[Aim of the task]
Find how many lines in the data below mention "Несколько". Give the number only.

[Dataset records]
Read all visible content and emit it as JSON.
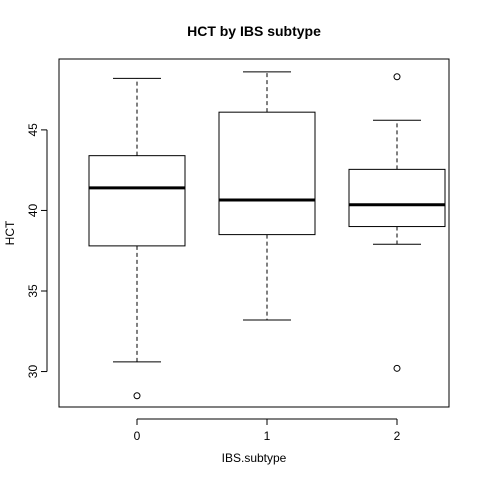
{
  "chart_data": {
    "type": "boxplot",
    "title": "HCT by IBS subtype",
    "xlabel": "IBS.subtype",
    "ylabel": "HCT",
    "ylim": [
      27.8,
      49.4
    ],
    "yticks": [
      30,
      35,
      40,
      45
    ],
    "categories": [
      "0",
      "1",
      "2"
    ],
    "boxes": [
      {
        "category": "0",
        "whisker_low": 30.6,
        "q1": 37.8,
        "median": 41.4,
        "q3": 43.4,
        "whisker_high": 48.2,
        "outliers": [
          28.5
        ]
      },
      {
        "category": "1",
        "whisker_low": 33.2,
        "q1": 38.5,
        "median": 40.65,
        "q3": 46.1,
        "whisker_high": 48.6,
        "outliers": []
      },
      {
        "category": "2",
        "whisker_low": 37.9,
        "q1": 39.0,
        "median": 40.35,
        "q3": 42.55,
        "whisker_high": 45.6,
        "outliers": [
          48.3,
          30.2
        ]
      }
    ],
    "grid": false,
    "legend": false
  }
}
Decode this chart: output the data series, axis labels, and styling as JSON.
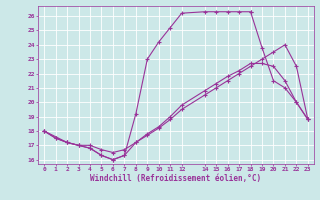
{
  "background_color": "#cce8e8",
  "line_color": "#993399",
  "xlabel": "Windchill (Refroidissement éolien,°C)",
  "xlim": [
    -0.5,
    23.5
  ],
  "ylim": [
    15.7,
    26.7
  ],
  "yticks": [
    16,
    17,
    18,
    19,
    20,
    21,
    22,
    23,
    24,
    25,
    26
  ],
  "xticks": [
    0,
    1,
    2,
    3,
    4,
    5,
    6,
    7,
    8,
    9,
    10,
    11,
    12,
    14,
    15,
    16,
    17,
    18,
    19,
    20,
    21,
    22,
    23
  ],
  "line1_x": [
    0,
    1,
    2,
    3,
    4,
    5,
    6,
    7,
    8,
    9,
    10,
    11,
    12,
    14,
    15,
    16,
    17,
    18,
    19,
    20,
    21,
    22,
    23
  ],
  "line1_y": [
    18.0,
    17.5,
    17.2,
    17.0,
    16.8,
    16.3,
    16.0,
    16.3,
    17.2,
    17.8,
    18.3,
    19.0,
    19.8,
    20.8,
    21.3,
    21.8,
    22.2,
    22.7,
    22.7,
    22.5,
    21.5,
    20.0,
    18.8
  ],
  "line2_x": [
    0,
    1,
    2,
    3,
    4,
    5,
    6,
    7,
    8,
    9,
    10,
    11,
    12,
    14,
    15,
    16,
    17,
    18
  ],
  "line2_y": [
    18.0,
    17.5,
    17.2,
    17.0,
    16.8,
    16.3,
    16.0,
    16.3,
    19.2,
    23.0,
    24.2,
    25.2,
    26.2,
    26.3,
    26.3,
    26.3,
    26.3,
    26.3
  ],
  "line2b_x": [
    18,
    19,
    20,
    21,
    22,
    23
  ],
  "line2b_y": [
    26.3,
    23.8,
    21.5,
    21.0,
    20.0,
    18.8
  ],
  "line3_x": [
    0,
    2,
    3,
    4,
    5,
    6,
    7,
    8,
    9,
    10,
    11,
    12,
    14,
    15,
    16,
    17,
    18,
    19,
    20,
    21,
    22,
    23
  ],
  "line3_y": [
    18.0,
    17.2,
    17.0,
    17.0,
    16.7,
    16.5,
    16.7,
    17.2,
    17.7,
    18.2,
    18.8,
    19.5,
    20.5,
    21.0,
    21.5,
    22.0,
    22.5,
    23.0,
    23.5,
    24.0,
    22.5,
    18.8
  ]
}
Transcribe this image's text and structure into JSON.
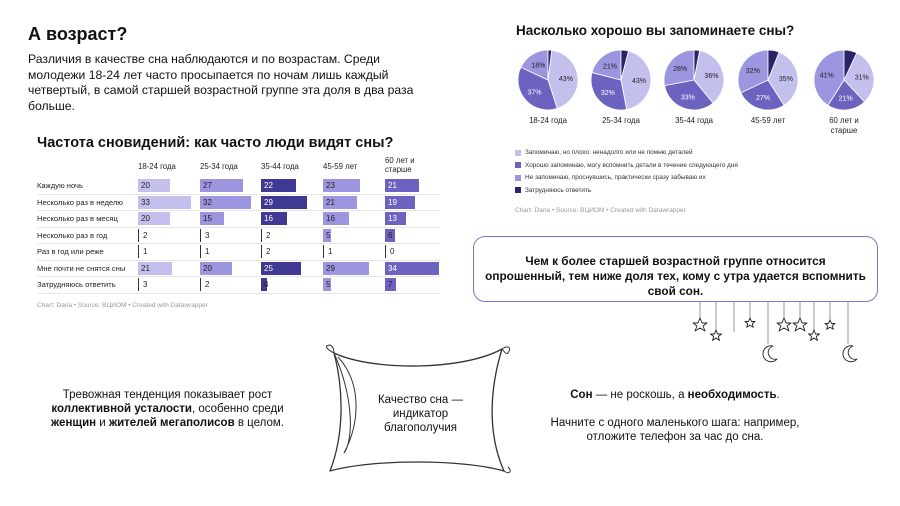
{
  "header": {
    "title": "А возраст?",
    "intro": "Различия в качестве сна наблюдаются и по возрастам. Среди молодежи 18-24 лет часто просыпается по ночам лишь каждый четвертый, в самой старшей возрастной группе эта доля в два раза больше."
  },
  "freq_chart": {
    "title": "Частота сновидений: как часто люди видят сны?",
    "credit": "Chart: Daria • Source: ВЦИОМ • Created with Datawrapper"
  },
  "pie_chart": {
    "title": "Насколько хорошо вы запоминаете сны?",
    "credit": "Chart: Daria • Source: ВЦИОМ • Created with Datawrapper"
  },
  "callout": {
    "text": "Чем к более старшей возрастной группе относится опрошенный, тем ниже доля тех, кому с утра удается вспомнить свой сон."
  },
  "bottom_left": {
    "part1": "Тревожная тенденция показывает рост ",
    "bold1": "коллективной усталости",
    "part2": ", особенно среди ",
    "bold2": "женщин",
    "part3": " и ",
    "bold3": "жителей мегаполисов",
    "part4": " в целом."
  },
  "pillow": {
    "text": "Качество сна — индикатор благополучия"
  },
  "bottom_right": {
    "bold1": "Сон",
    "part1": " — не роскошь, а ",
    "bold2": "необходимость",
    "part2": ".",
    "line2": "Начните с одного маленького шага: например, отложите телефон за час до сна."
  },
  "colors": {
    "light": "#c4c0ee",
    "c1": "#9c95e0",
    "c2": "#6c63c0",
    "c3": "#403993",
    "c4": "#2a2468",
    "frame": "#7d74c2"
  },
  "chart_data": [
    {
      "type": "table",
      "title": "Частота сновидений: как часто люди видят сны?",
      "columns": [
        "18-24 года",
        "25-34 года",
        "35-44 года",
        "45-59 лет",
        "60 лет и старше"
      ],
      "rows": [
        {
          "label": "Каждую ночь",
          "values": [
            20,
            27,
            22,
            23,
            21
          ]
        },
        {
          "label": "Несколько раз в неделю",
          "values": [
            33,
            32,
            29,
            21,
            19
          ]
        },
        {
          "label": "Несколько раз в месяц",
          "values": [
            20,
            15,
            16,
            16,
            13
          ]
        },
        {
          "label": "Несколько раз в год",
          "values": [
            2,
            3,
            2,
            5,
            6
          ]
        },
        {
          "label": "Раз в год или реже",
          "values": [
            1,
            1,
            2,
            1,
            0
          ]
        },
        {
          "label": "Мне почти не снятся сны",
          "values": [
            21,
            20,
            25,
            29,
            34
          ]
        },
        {
          "label": "Затрудняюсь ответить",
          "values": [
            3,
            2,
            4,
            5,
            7
          ]
        }
      ]
    },
    {
      "type": "pie",
      "title": "Насколько хорошо вы запоминаете сны?",
      "legend": [
        "Запоминаю, но плохо: ненадолго или не помню деталей",
        "Хорошо запоминаю, могу вспомнить детали в течение следующего дня",
        "Не запоминаю, проснувшись, практически сразу забываю их",
        "Затрудняюсь ответить"
      ],
      "groups": [
        {
          "label": "18-24 года",
          "values": [
            43,
            37,
            18,
            2
          ],
          "labels": [
            "43%",
            "37%",
            "18%",
            ""
          ]
        },
        {
          "label": "25-34 года",
          "values": [
            43,
            32,
            21,
            4
          ],
          "labels": [
            "43%",
            "32%",
            "21%",
            ""
          ]
        },
        {
          "label": "35-44 года",
          "values": [
            36,
            33,
            28,
            3
          ],
          "labels": [
            "36%",
            "33%",
            "28%",
            ""
          ]
        },
        {
          "label": "45-59 лет",
          "values": [
            35,
            27,
            32,
            6
          ],
          "labels": [
            "35%",
            "27%",
            "32%",
            ""
          ]
        },
        {
          "label": "60 лет и старше",
          "values": [
            31,
            21,
            41,
            7
          ],
          "labels": [
            "31%",
            "21%",
            "41%",
            ""
          ]
        }
      ]
    }
  ]
}
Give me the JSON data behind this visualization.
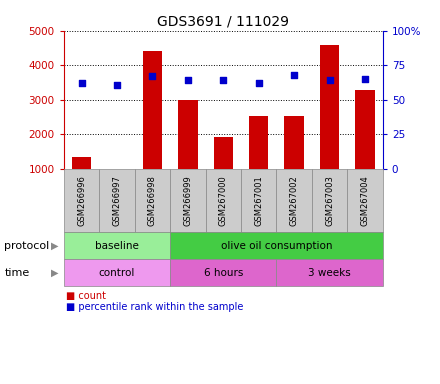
{
  "title": "GDS3691 / 111029",
  "samples": [
    "GSM266996",
    "GSM266997",
    "GSM266998",
    "GSM266999",
    "GSM267000",
    "GSM267001",
    "GSM267002",
    "GSM267003",
    "GSM267004"
  ],
  "counts": [
    1350,
    1000,
    4400,
    3000,
    1920,
    2520,
    2520,
    4600,
    3280
  ],
  "percentile_ranks": [
    62,
    61,
    67,
    64,
    64,
    62,
    68,
    64,
    65
  ],
  "count_color": "#cc0000",
  "percentile_color": "#0000cc",
  "bar_bottom": 1000,
  "ylim_left": [
    1000,
    5000
  ],
  "ylim_right": [
    0,
    100
  ],
  "yticks_left": [
    1000,
    2000,
    3000,
    4000,
    5000
  ],
  "yticks_right": [
    0,
    25,
    50,
    75,
    100
  ],
  "protocol_labels": [
    {
      "text": "baseline",
      "start": 0,
      "end": 3,
      "color": "#99ee99"
    },
    {
      "text": "olive oil consumption",
      "start": 3,
      "end": 9,
      "color": "#44cc44"
    }
  ],
  "time_labels": [
    {
      "text": "control",
      "start": 0,
      "end": 3,
      "color": "#ee99ee"
    },
    {
      "text": "6 hours",
      "start": 3,
      "end": 6,
      "color": "#dd66cc"
    },
    {
      "text": "3 weeks",
      "start": 6,
      "end": 9,
      "color": "#dd66cc"
    }
  ],
  "legend_count_label": "count",
  "legend_percentile_label": "percentile rank within the sample",
  "xlabel_protocol": "protocol",
  "xlabel_time": "time",
  "background_color": "#ffffff",
  "label_box_color": "#cccccc",
  "label_box_edge": "#888888"
}
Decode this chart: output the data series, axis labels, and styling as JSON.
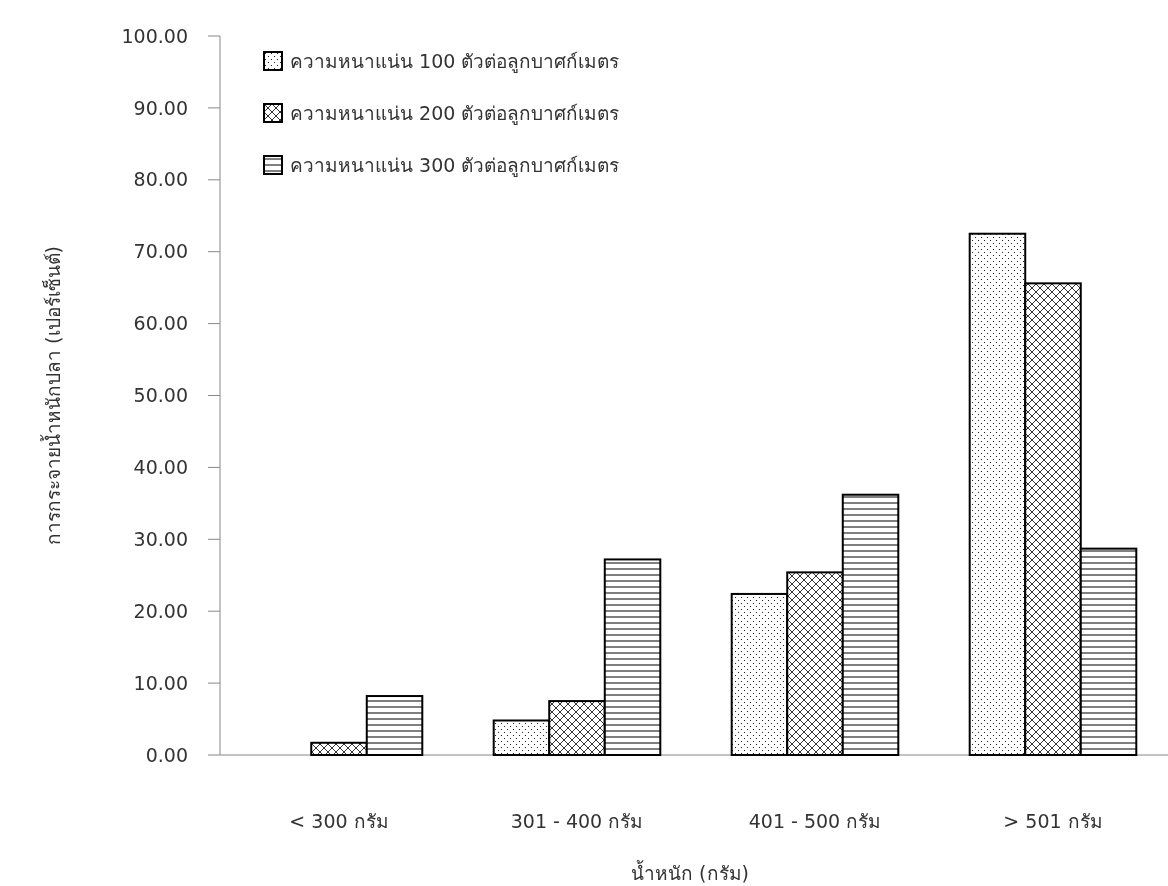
{
  "chart_data": {
    "type": "bar",
    "xlabel": "น้ำหนัก (กรัม)",
    "ylabel": "การกระจายน้ำหนักปลา (เปอร์เซ็นต์)",
    "categories": [
      "< 300 กรัม",
      "301 - 400 กรัม",
      "401 - 500 กรัม",
      "> 501 กรัม"
    ],
    "series": [
      {
        "name": "ความหนาแน่น 100 ตัวต่อลูกบาศก์เมตร",
        "color": "#000000",
        "values": [
          0,
          4.8,
          22.4,
          72.5
        ]
      },
      {
        "name": "ความหนาแน่น 200 ตัวต่อลูกบาศก์เมตร",
        "color": "#000000",
        "values": [
          1.7,
          7.5,
          25.4,
          65.6
        ]
      },
      {
        "name": "ความหนาแน่น 300 ตัวต่อลูกบาศก์เมตร",
        "color": "#000000",
        "values": [
          8.2,
          27.2,
          36.2,
          28.7
        ]
      }
    ],
    "ylim": [
      0,
      100
    ],
    "yticks": [
      {
        "value": 0,
        "label": "0.00"
      },
      {
        "value": 10,
        "label": "10.00"
      },
      {
        "value": 20,
        "label": "20.00"
      },
      {
        "value": 30,
        "label": "30.00"
      },
      {
        "value": 40,
        "label": "40.00"
      },
      {
        "value": 50,
        "label": "50.00"
      },
      {
        "value": 60,
        "label": "60.00"
      },
      {
        "value": 70,
        "label": "70.00"
      },
      {
        "value": 80,
        "label": "80.00"
      },
      {
        "value": 90,
        "label": "90.00"
      },
      {
        "value": 100,
        "label": "100.00"
      }
    ],
    "legend": "top left",
    "grid": false
  }
}
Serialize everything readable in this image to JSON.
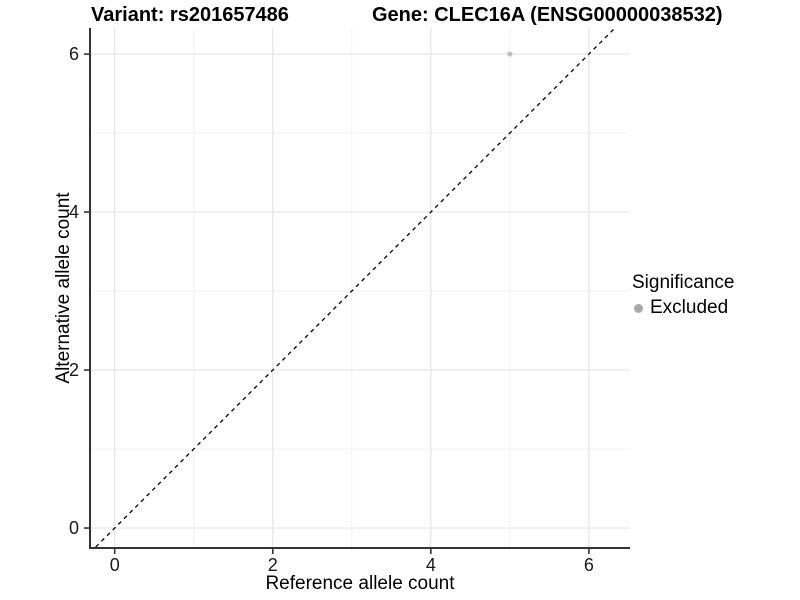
{
  "chart_data": {
    "type": "scatter",
    "title_left": "Variant: rs201657486",
    "title_right": "Gene: CLEC16A (ENSG00000038532)",
    "xlabel": "Reference allele count",
    "ylabel": "Alternative allele count",
    "xlim": [
      -0.3,
      6.52
    ],
    "ylim": [
      -0.24,
      6.33
    ],
    "x_ticks": [
      0,
      2,
      4,
      6
    ],
    "y_ticks": [
      0,
      2,
      4,
      6
    ],
    "x_minor_ticks": [
      1,
      3,
      5
    ],
    "y_minor_ticks": [
      1,
      3,
      5
    ],
    "grid": "major+minor",
    "identity_line": {
      "slope": 1,
      "intercept": 0,
      "style": "dashed",
      "color": "#000000"
    },
    "series": [
      {
        "name": "Excluded",
        "color": "#bfbfbf",
        "points": [
          {
            "x": 5,
            "y": 6
          }
        ]
      }
    ],
    "legend": {
      "title": "Significance",
      "position": "right",
      "entries": [
        {
          "label": "Excluded",
          "color": "#a9a9a9",
          "marker": "circle"
        }
      ]
    }
  },
  "colors": {
    "background": "#ffffff",
    "grid_major": "#e5e5e5",
    "grid_minor": "#f2f2f2",
    "axis_line": "#333333",
    "tick_text": "#1a1a1a",
    "title_text": "#000000"
  }
}
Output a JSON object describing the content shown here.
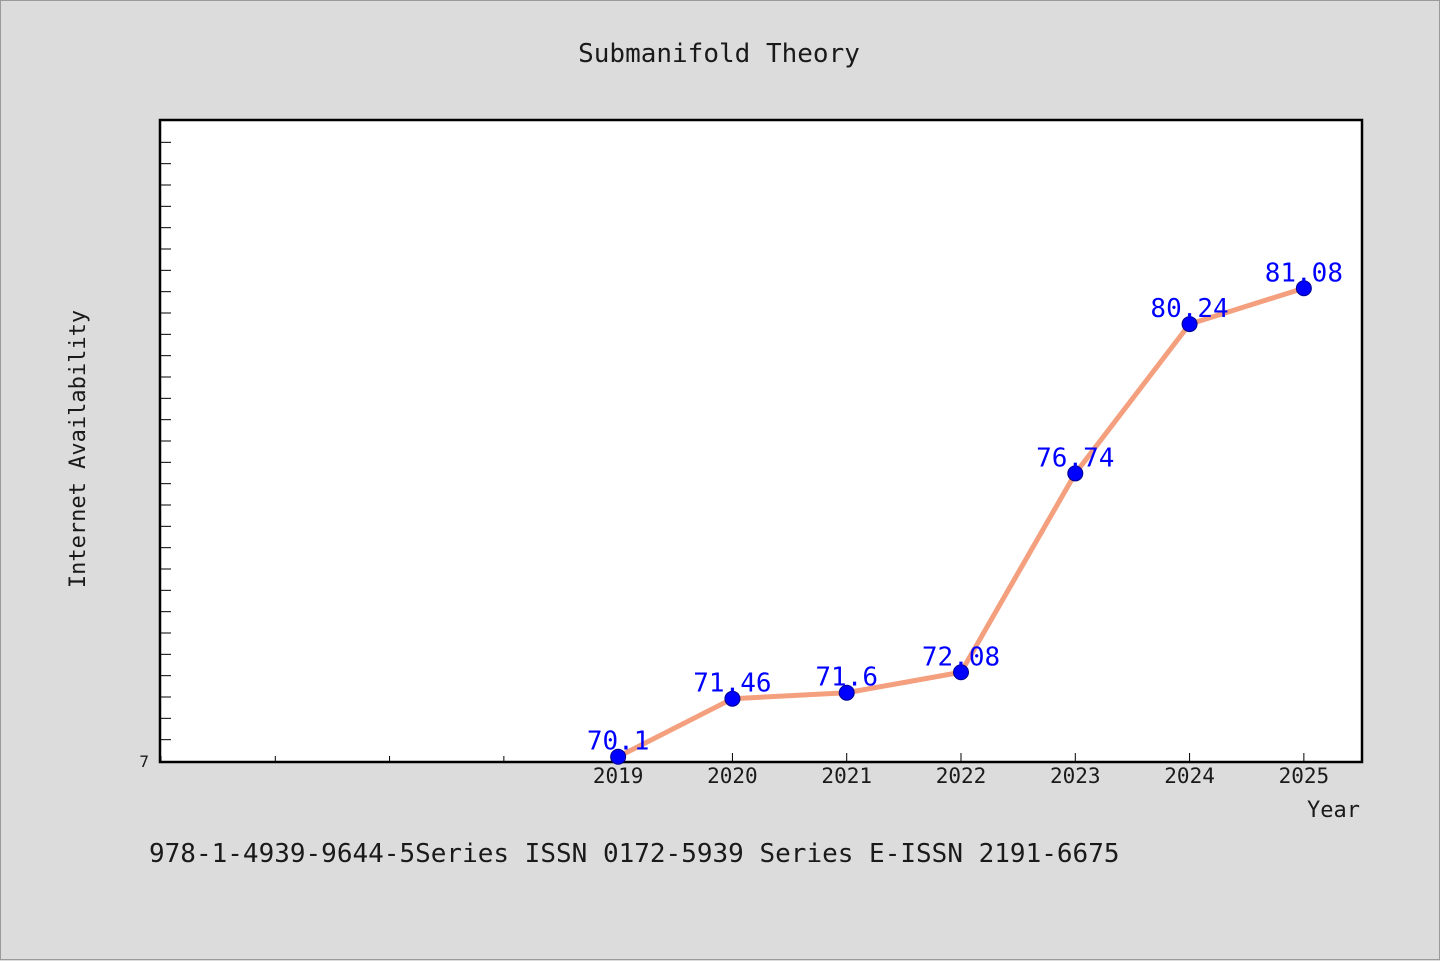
{
  "chart_data": {
    "type": "line",
    "title": "Submanifold Theory",
    "xlabel": "Year",
    "ylabel": "Internet Availability",
    "categories": [
      "2019",
      "2020",
      "2021",
      "2022",
      "2023",
      "2024",
      "2025"
    ],
    "series": [
      {
        "values": [
          70.1,
          71.46,
          71.6,
          72.08,
          76.74,
          80.24,
          81.08
        ],
        "data_labels": [
          "70.1",
          "71.46",
          "71.6",
          "72.08",
          "76.74",
          "80.24",
          "81.08"
        ],
        "line_color": "#f4a07f",
        "marker_color": "#0000ff"
      }
    ],
    "ylim": [
      70,
      85
    ],
    "y_tick_labels": [
      "7"
    ],
    "xlim": [
      2015,
      2025.5
    ],
    "grid": false,
    "legend": "none"
  },
  "footer_text": "978-1-4939-9644-5Series ISSN 0172-5939 Series E-ISSN 2191-6675",
  "colors": {
    "background": "#dcdcdc",
    "plot_background": "#ffffff",
    "line": "#f4a07f",
    "marker": "#0000ff",
    "data_label": "#0000ff"
  }
}
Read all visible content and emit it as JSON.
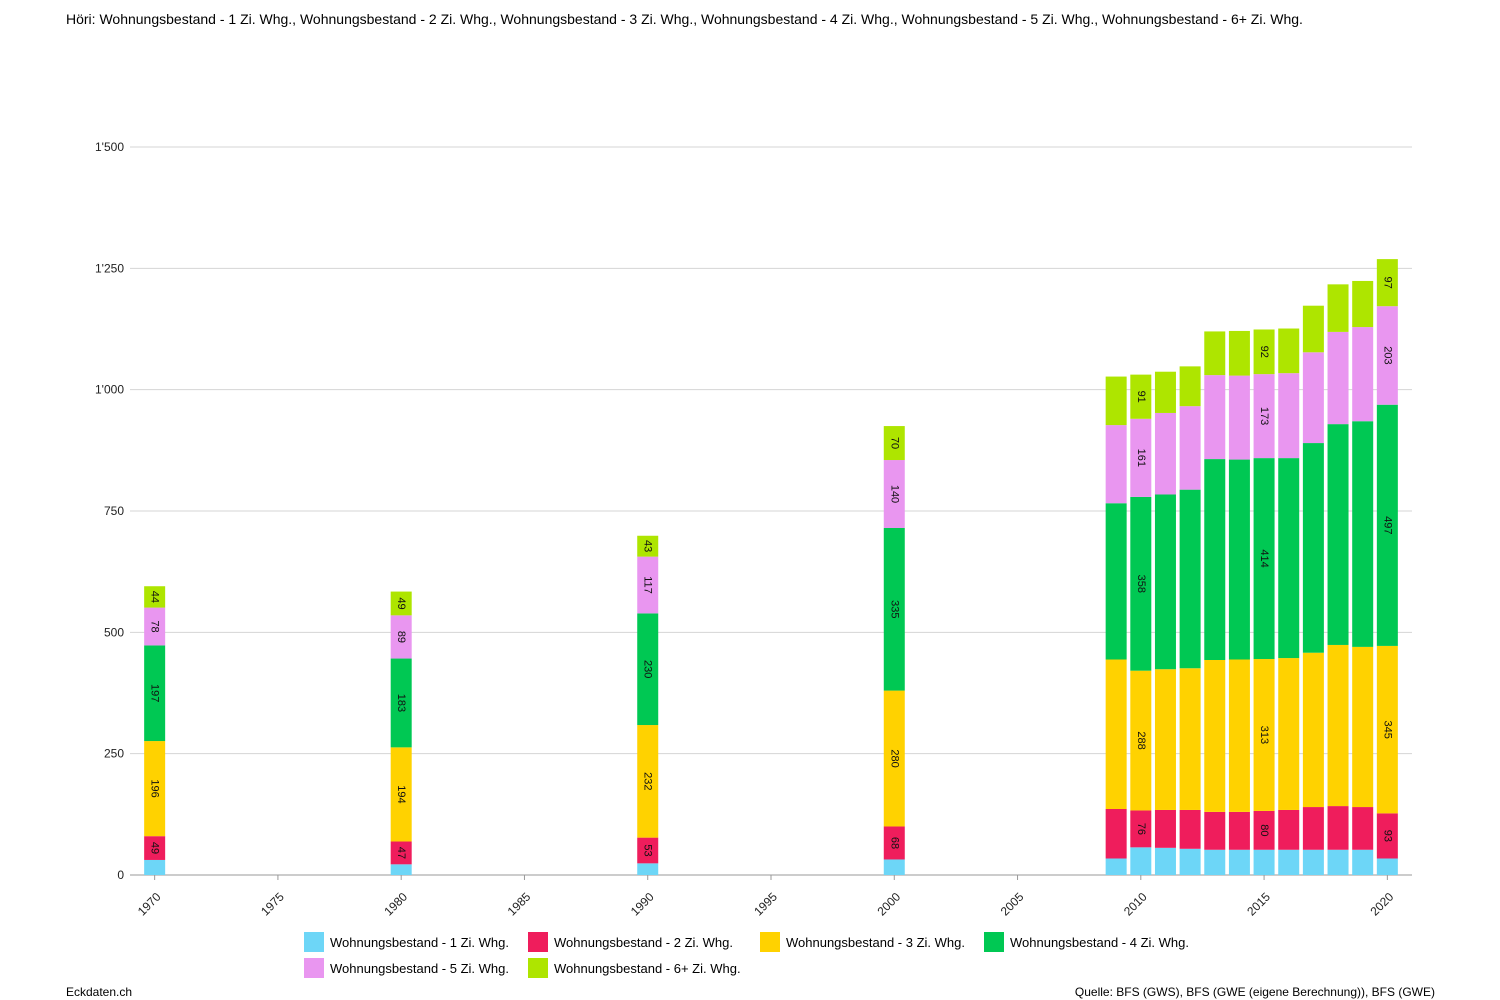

[The solution]
3